<<<<

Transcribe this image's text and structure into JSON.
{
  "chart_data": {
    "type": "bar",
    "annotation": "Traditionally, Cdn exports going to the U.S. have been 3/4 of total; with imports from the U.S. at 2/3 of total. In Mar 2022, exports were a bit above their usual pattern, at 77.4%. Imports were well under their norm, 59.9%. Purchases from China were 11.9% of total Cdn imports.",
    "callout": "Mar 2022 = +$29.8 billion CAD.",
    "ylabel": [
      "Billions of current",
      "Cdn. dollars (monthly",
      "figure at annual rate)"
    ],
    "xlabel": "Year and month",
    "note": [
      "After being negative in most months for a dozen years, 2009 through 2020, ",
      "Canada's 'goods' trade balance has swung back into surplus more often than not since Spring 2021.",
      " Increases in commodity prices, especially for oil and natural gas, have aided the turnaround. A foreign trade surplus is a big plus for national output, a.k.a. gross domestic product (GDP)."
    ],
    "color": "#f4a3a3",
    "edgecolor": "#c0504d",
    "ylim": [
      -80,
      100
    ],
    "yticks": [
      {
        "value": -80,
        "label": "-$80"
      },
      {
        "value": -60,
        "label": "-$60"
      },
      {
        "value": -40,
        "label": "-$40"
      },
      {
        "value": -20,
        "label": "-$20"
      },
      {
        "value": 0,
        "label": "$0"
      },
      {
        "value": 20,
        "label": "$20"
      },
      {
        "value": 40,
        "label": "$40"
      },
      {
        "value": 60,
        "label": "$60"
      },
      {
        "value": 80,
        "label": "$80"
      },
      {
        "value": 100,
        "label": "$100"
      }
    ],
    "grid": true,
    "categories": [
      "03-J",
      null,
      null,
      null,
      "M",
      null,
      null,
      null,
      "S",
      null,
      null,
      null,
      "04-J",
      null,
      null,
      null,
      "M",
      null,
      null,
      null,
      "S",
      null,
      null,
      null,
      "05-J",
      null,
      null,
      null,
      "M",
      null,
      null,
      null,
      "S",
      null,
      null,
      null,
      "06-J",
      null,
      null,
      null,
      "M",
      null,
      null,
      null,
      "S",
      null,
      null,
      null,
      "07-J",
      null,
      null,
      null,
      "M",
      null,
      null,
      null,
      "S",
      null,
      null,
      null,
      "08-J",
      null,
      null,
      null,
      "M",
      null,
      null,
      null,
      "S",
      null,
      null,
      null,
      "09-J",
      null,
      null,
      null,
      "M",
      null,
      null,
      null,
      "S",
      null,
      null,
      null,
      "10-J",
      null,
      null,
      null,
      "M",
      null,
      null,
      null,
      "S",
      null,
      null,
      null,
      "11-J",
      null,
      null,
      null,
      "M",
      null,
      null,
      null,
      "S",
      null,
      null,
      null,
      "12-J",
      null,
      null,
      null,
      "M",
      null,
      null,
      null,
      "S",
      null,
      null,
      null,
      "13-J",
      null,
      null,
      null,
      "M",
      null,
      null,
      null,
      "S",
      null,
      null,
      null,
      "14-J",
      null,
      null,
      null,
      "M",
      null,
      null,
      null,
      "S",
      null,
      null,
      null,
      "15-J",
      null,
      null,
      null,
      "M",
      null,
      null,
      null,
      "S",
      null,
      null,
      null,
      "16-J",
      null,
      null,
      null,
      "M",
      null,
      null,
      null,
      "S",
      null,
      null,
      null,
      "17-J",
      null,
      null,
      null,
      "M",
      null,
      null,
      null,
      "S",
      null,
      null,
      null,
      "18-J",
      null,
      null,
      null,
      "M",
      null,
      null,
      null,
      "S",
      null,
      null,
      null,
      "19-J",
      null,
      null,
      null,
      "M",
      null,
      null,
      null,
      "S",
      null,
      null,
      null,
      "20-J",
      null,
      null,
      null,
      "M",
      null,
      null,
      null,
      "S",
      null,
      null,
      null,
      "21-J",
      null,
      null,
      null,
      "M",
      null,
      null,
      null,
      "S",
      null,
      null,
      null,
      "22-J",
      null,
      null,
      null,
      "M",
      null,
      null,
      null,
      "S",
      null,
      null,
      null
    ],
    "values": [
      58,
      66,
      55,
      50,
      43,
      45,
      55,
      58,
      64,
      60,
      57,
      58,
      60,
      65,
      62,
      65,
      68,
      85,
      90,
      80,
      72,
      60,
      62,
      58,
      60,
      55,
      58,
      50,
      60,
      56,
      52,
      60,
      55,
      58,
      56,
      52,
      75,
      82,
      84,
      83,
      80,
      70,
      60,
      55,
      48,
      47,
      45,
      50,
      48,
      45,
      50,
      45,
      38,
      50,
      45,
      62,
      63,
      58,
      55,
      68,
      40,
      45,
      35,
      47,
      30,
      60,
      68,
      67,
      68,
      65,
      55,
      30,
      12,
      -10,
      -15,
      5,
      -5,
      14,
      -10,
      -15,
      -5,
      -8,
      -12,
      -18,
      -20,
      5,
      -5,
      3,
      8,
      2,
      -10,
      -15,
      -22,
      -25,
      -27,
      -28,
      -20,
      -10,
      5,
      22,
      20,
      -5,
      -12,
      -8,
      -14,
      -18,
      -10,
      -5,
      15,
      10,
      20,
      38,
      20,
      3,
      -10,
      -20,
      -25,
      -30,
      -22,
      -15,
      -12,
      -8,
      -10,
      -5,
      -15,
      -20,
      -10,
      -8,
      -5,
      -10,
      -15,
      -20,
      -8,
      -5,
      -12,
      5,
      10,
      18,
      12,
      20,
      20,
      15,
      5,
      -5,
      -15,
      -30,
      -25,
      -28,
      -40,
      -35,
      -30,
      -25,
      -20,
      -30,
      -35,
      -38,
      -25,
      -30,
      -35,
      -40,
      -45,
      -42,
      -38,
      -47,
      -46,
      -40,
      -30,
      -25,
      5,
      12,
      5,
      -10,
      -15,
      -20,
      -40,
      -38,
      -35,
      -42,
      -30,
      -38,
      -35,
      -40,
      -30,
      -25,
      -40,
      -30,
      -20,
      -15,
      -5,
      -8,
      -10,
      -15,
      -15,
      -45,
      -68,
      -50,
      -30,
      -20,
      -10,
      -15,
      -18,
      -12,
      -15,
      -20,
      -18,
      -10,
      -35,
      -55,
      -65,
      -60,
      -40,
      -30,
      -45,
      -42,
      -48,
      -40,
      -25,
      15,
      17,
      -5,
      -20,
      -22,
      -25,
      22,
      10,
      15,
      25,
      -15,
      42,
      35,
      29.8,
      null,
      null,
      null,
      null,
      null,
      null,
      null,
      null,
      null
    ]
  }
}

>>>>

What the exercise asks:
Of the lines above, how many hold the word "have"? Say the number alone.

The output:
2